#### [Source material]
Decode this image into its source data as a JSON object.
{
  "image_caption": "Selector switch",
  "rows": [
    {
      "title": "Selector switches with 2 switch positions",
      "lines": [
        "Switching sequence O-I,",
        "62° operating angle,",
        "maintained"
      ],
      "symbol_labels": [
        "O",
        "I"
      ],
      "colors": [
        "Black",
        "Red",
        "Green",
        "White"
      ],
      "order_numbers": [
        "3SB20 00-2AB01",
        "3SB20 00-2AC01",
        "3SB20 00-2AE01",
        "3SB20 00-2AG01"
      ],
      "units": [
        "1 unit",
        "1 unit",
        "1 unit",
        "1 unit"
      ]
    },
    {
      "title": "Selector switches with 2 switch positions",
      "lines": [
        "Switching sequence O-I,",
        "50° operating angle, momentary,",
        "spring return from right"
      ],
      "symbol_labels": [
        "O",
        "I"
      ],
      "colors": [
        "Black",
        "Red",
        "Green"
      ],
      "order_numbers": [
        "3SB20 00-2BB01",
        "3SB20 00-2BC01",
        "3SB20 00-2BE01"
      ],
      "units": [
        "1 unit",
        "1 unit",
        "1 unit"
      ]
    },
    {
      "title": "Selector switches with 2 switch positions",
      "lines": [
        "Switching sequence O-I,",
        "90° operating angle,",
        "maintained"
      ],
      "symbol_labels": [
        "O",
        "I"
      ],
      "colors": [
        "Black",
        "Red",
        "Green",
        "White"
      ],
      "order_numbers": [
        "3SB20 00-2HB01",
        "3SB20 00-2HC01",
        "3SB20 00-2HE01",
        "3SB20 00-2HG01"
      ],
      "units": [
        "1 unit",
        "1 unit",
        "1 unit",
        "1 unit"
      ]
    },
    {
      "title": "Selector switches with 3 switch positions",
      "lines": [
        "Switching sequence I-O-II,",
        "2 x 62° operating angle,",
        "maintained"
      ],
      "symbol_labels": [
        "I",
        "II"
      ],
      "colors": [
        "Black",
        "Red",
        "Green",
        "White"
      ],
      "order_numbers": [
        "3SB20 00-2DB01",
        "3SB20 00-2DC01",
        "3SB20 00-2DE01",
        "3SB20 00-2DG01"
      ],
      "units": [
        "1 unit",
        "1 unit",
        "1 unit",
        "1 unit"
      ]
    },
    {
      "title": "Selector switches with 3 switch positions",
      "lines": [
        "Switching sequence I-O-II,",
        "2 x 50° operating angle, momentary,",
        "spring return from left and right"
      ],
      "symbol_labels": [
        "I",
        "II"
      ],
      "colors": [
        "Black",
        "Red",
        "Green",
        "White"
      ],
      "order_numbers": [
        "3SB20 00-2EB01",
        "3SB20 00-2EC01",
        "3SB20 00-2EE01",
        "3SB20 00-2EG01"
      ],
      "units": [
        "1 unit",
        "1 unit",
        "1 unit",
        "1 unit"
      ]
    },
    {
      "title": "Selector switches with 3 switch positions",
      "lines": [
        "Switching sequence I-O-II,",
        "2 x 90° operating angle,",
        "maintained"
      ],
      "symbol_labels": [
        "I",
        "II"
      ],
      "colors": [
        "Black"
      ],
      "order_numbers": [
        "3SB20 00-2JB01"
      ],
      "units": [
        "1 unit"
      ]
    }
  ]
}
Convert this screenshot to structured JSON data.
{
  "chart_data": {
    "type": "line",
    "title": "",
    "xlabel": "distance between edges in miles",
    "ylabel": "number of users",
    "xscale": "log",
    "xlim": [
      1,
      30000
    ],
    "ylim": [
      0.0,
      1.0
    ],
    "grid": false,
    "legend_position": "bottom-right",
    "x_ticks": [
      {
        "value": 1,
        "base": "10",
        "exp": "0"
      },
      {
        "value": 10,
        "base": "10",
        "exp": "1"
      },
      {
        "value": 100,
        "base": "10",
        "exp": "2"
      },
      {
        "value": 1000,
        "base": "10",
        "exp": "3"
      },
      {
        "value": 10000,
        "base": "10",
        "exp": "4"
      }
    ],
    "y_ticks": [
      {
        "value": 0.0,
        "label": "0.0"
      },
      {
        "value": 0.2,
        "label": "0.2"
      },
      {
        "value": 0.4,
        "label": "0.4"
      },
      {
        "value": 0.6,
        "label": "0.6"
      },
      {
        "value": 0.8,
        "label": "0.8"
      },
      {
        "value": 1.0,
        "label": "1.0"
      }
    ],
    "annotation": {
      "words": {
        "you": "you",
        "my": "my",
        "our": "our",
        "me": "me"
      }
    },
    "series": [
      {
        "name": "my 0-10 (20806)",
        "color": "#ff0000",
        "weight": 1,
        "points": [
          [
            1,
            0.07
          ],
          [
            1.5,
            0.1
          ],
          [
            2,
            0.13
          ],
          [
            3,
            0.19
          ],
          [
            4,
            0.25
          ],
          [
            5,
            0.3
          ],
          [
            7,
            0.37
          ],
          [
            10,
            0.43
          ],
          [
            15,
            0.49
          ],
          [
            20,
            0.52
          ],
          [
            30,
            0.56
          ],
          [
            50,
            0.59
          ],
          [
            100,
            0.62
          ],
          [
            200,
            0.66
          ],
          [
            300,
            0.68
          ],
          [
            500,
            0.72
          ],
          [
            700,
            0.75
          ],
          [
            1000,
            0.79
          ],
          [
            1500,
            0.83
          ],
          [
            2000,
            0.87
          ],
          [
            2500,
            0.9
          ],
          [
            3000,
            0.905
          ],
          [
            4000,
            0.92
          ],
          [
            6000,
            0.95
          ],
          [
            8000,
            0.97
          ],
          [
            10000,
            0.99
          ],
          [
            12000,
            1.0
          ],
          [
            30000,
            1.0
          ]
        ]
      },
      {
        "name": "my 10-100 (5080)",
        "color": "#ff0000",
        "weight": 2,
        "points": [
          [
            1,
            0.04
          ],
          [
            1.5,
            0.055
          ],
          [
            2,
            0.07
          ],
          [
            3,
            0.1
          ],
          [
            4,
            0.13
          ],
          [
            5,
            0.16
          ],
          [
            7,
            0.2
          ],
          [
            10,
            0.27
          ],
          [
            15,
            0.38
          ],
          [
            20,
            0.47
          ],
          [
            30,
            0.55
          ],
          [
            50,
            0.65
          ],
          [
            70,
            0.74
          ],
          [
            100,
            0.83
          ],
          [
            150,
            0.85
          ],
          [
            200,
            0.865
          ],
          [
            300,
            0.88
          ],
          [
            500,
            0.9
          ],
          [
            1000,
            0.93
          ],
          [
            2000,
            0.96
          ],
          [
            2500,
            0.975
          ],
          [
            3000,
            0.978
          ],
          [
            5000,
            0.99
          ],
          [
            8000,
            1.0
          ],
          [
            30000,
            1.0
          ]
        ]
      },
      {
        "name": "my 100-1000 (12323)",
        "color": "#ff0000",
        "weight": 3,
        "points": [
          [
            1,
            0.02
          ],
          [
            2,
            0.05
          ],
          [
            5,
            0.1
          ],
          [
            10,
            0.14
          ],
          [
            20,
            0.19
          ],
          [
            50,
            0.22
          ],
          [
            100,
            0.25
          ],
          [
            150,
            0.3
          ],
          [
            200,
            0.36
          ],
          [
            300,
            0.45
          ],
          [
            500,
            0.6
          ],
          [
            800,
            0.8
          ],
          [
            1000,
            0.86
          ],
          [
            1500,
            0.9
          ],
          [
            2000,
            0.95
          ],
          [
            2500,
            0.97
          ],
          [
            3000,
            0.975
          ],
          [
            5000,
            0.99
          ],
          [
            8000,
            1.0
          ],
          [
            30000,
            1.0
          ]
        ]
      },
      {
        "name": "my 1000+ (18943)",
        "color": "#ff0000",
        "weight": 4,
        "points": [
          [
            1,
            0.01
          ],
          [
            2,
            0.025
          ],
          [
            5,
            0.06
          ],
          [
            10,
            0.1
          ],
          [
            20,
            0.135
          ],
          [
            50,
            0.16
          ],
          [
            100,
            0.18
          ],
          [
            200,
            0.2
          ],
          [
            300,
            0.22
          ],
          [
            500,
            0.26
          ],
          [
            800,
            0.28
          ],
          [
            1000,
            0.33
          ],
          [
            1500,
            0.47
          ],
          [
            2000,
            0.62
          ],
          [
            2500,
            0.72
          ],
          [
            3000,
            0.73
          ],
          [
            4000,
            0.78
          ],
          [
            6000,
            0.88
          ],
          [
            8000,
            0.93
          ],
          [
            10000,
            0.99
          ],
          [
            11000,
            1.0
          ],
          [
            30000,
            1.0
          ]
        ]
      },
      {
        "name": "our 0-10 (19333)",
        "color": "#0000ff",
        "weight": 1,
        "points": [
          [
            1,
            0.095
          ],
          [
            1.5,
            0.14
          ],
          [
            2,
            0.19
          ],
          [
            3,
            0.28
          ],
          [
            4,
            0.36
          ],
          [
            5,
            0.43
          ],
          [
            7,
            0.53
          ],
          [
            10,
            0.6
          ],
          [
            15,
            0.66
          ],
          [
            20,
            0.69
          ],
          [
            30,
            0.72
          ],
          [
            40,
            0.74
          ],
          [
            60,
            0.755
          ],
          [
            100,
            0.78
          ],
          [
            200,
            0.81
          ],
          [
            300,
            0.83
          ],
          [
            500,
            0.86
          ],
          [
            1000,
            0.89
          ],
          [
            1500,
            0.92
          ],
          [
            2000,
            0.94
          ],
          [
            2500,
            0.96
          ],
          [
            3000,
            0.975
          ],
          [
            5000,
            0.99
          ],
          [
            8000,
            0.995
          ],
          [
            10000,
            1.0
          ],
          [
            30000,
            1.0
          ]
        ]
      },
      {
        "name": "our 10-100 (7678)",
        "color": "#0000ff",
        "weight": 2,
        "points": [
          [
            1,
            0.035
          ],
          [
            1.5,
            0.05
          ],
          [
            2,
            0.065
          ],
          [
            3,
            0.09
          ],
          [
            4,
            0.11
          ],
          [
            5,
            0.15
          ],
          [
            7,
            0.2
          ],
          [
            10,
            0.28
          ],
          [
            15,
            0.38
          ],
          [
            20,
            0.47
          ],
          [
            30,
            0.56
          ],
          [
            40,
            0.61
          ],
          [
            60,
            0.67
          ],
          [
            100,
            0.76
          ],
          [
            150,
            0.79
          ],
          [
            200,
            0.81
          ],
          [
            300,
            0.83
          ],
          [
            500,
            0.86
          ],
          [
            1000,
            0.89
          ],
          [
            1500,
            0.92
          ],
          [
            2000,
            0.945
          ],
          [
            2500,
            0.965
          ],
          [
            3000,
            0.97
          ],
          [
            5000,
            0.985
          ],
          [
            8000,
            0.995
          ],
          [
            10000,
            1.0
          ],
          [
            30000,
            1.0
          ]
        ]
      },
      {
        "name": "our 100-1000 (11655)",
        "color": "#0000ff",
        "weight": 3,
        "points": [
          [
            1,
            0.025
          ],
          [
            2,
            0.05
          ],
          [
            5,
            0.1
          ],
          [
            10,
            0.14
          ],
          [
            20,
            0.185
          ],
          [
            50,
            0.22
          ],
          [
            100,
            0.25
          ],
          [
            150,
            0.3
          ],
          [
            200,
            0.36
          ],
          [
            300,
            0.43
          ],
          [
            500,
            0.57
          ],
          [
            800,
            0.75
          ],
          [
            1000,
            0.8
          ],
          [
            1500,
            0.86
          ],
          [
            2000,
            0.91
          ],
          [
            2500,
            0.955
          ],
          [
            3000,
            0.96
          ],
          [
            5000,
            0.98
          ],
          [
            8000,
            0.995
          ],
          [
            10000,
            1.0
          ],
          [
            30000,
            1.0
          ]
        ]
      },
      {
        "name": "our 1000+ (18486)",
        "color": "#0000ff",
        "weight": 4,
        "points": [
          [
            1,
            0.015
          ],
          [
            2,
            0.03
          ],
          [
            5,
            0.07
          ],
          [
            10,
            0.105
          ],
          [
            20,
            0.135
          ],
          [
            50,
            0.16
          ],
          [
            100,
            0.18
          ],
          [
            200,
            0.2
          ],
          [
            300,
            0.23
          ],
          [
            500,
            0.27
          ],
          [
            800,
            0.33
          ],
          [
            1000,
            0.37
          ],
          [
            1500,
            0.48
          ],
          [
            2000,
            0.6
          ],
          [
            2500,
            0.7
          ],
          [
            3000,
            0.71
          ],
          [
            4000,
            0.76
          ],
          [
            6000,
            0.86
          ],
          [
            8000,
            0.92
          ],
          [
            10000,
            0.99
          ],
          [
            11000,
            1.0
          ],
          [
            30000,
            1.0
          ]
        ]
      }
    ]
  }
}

#### [The task]
What is the number of lines in the listing that include the word "from"? Give that number and nothing else.

#### [Problem solution]
2